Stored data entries
•••••
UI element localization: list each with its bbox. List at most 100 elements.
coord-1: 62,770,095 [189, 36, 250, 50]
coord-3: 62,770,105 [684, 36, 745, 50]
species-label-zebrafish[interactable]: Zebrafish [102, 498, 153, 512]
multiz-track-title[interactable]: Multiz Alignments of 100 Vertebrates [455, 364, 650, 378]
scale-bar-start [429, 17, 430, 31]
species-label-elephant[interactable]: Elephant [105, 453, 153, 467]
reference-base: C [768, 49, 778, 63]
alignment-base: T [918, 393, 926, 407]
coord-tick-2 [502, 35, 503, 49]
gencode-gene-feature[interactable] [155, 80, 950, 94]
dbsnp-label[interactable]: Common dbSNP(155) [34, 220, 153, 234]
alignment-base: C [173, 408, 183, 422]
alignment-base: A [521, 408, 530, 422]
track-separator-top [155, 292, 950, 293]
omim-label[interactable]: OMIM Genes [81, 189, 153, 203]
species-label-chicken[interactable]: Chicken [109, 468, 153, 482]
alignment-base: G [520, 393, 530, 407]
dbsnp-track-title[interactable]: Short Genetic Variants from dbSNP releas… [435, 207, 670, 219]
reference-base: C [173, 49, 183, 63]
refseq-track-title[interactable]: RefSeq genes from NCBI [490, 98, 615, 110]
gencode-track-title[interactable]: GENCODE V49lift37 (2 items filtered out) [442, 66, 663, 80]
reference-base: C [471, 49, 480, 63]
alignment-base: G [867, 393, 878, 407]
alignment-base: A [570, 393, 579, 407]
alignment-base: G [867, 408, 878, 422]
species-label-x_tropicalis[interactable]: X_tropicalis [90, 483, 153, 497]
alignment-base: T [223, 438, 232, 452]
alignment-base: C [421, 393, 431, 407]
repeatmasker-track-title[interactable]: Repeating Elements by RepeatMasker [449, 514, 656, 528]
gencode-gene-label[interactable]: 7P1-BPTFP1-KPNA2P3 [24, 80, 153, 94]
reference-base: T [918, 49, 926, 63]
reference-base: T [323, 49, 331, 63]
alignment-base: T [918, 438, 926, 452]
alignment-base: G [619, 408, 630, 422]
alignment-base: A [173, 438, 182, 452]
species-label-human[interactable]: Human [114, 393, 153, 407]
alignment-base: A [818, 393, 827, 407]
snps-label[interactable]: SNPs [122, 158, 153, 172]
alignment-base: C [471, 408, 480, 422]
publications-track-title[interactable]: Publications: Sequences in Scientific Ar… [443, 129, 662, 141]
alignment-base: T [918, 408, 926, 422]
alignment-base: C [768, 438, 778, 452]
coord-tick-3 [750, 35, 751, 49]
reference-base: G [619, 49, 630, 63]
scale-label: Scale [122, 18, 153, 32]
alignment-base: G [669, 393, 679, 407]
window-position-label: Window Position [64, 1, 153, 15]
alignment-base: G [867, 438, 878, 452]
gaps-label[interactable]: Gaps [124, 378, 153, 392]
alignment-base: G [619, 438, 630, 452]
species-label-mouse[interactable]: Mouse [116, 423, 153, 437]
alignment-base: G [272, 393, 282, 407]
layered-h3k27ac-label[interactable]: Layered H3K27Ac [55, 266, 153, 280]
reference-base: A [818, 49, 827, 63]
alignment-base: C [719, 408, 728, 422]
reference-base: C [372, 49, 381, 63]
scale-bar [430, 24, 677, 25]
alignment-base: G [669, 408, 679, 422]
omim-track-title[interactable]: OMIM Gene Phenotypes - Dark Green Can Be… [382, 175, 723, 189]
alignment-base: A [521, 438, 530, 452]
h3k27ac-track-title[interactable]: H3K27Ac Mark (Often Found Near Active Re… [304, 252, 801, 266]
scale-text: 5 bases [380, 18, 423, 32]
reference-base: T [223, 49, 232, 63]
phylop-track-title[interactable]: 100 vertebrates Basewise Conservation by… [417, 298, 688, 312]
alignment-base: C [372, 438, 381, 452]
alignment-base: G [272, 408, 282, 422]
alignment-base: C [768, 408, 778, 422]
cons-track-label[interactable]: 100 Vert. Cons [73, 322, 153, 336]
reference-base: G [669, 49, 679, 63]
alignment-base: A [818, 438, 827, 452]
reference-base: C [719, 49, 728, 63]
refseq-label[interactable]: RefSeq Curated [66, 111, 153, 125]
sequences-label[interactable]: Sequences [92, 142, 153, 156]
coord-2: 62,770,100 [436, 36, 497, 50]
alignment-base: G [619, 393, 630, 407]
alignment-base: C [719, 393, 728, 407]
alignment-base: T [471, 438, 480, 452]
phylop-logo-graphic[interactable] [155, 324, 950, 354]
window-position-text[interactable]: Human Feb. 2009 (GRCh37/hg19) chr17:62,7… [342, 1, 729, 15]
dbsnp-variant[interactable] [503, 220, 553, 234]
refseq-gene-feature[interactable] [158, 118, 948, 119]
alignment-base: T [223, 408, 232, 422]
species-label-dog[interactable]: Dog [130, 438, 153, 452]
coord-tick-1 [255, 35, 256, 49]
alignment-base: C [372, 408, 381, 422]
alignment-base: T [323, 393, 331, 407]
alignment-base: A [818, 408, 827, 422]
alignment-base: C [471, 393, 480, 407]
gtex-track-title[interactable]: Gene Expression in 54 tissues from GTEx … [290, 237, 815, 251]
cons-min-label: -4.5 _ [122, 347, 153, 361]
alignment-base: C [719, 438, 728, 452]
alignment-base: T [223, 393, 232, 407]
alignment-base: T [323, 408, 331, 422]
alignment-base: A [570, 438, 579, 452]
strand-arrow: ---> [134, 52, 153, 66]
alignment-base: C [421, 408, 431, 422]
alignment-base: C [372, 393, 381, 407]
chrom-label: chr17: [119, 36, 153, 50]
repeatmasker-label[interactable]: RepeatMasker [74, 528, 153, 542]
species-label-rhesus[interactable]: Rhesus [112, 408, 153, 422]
•••••
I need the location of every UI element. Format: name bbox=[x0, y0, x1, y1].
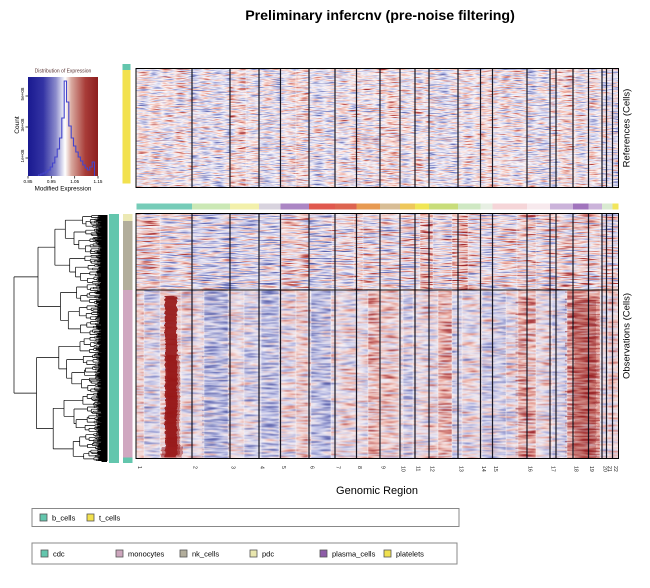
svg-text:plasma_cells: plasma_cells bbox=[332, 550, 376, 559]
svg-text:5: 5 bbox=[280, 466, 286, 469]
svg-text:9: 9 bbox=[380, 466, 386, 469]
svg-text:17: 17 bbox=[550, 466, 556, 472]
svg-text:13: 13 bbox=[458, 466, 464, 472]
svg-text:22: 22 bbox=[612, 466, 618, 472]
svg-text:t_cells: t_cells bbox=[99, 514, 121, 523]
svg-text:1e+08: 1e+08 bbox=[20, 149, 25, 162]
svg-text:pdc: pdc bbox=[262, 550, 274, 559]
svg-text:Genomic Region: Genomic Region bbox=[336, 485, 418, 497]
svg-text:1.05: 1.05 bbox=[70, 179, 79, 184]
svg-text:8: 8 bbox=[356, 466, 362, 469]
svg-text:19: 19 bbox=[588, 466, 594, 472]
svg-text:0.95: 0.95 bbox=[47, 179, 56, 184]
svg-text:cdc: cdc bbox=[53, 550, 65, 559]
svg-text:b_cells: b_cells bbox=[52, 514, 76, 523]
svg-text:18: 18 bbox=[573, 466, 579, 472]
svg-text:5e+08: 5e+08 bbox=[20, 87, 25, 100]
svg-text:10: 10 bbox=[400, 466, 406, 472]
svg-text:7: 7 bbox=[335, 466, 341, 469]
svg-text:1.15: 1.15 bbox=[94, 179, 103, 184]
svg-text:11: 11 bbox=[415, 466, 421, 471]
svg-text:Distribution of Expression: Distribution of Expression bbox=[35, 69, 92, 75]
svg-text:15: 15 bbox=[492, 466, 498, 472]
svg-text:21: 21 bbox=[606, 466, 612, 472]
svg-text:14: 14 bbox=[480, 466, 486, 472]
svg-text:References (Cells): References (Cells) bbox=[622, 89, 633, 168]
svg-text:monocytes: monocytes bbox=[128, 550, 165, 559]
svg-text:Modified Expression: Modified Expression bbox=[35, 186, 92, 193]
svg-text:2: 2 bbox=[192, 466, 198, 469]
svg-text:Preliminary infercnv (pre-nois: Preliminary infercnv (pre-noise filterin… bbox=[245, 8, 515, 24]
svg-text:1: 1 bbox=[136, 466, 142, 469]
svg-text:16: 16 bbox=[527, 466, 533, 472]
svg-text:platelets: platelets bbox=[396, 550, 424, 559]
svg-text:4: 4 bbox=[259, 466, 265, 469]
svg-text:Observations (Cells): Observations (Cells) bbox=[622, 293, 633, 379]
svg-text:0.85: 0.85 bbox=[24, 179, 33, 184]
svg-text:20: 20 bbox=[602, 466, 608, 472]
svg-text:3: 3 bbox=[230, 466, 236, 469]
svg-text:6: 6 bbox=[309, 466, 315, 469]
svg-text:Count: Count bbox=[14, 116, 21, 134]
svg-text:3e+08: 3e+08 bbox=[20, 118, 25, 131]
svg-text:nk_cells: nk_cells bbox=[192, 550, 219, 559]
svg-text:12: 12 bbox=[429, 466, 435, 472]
•••••
**WHAT IS REQUIRED**: Look through the records and give only the number of lines where the string "dbsnp" appears.

**TASK RESULT**: 3